Aim
Every line below that contains "framför" is to be copied.
begin
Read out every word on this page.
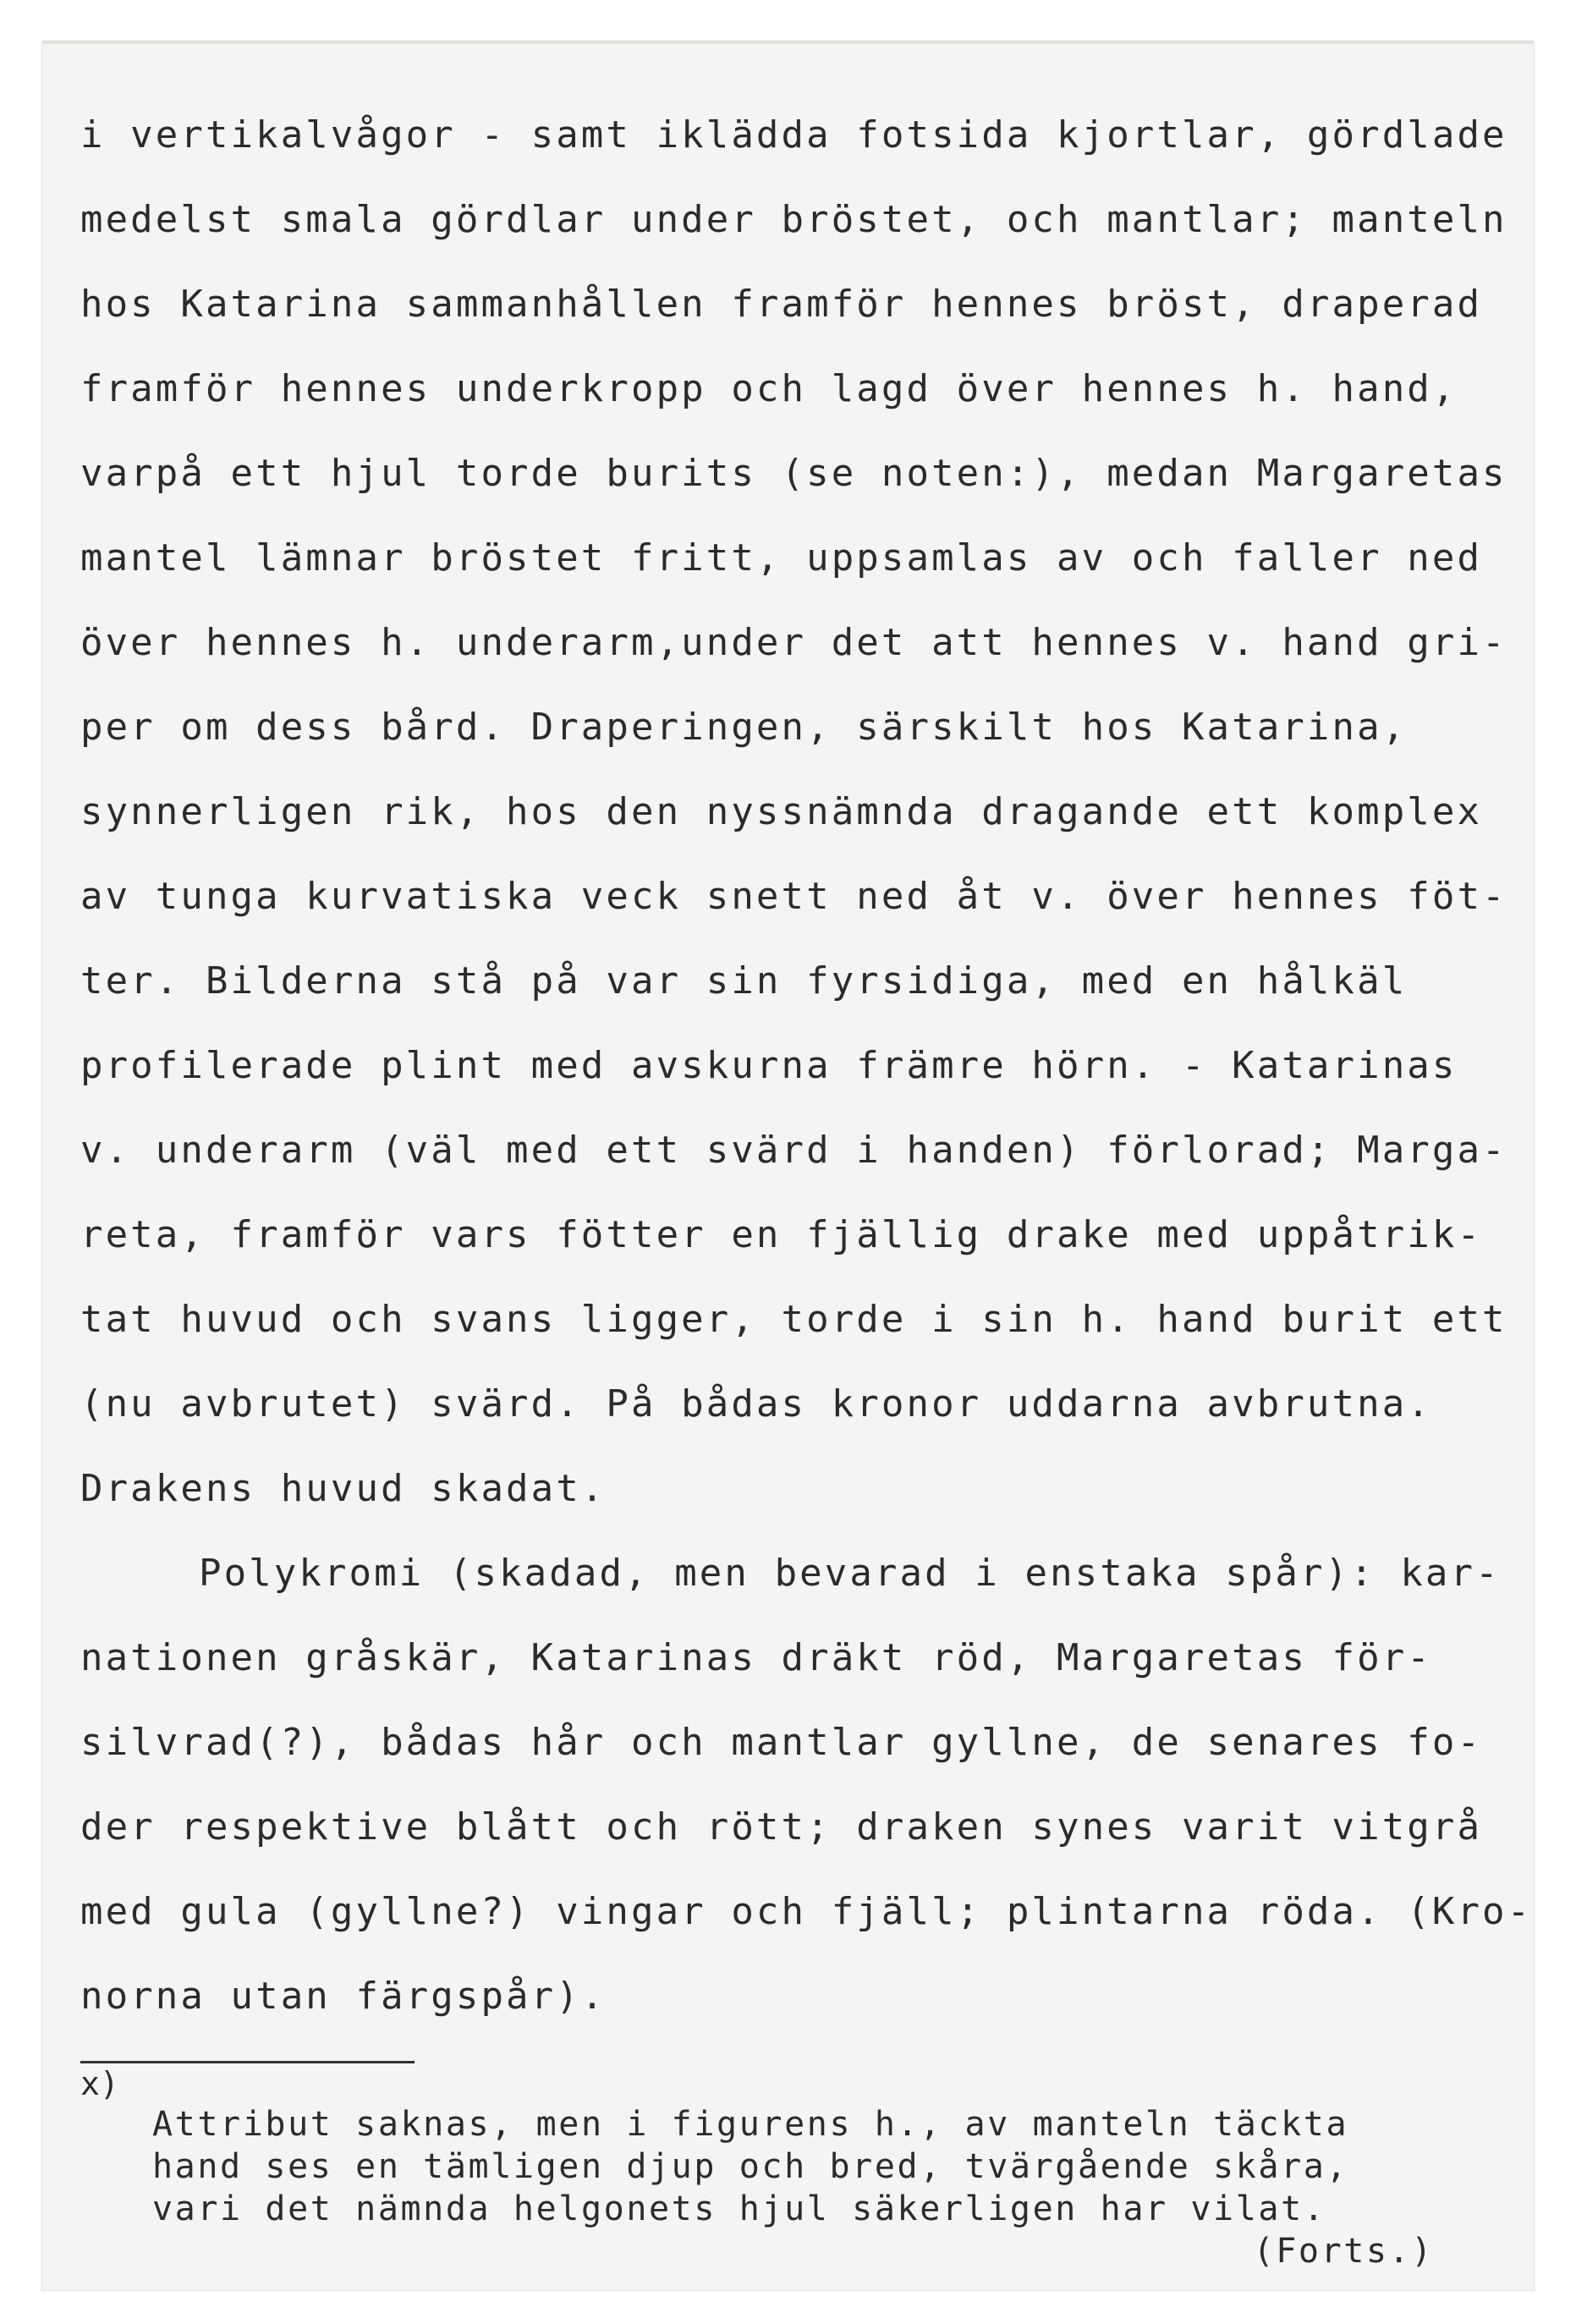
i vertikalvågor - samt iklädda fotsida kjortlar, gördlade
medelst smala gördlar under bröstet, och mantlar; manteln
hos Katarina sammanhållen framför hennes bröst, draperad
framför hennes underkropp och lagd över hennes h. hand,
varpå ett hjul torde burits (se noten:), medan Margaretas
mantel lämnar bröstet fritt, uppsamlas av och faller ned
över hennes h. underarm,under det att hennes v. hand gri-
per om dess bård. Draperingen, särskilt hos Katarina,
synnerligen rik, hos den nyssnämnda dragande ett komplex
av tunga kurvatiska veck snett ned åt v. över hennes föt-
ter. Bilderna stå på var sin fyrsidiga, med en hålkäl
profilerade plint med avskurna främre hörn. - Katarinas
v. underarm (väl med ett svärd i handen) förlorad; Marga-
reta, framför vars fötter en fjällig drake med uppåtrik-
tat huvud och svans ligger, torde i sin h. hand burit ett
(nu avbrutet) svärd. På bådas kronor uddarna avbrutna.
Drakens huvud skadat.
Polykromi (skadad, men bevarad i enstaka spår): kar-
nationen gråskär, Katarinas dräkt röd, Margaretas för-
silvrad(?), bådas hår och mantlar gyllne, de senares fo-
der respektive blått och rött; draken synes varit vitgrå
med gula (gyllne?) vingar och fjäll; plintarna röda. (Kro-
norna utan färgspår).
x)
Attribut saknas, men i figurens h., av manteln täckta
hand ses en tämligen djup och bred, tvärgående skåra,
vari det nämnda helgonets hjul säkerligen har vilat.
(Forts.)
end
Completed exercise
hos Katarina sammanhållen framför hennes bröst, draperad
framför hennes underkropp och lagd över hennes h. hand,
reta, framför vars fötter en fjällig drake med uppåtrik-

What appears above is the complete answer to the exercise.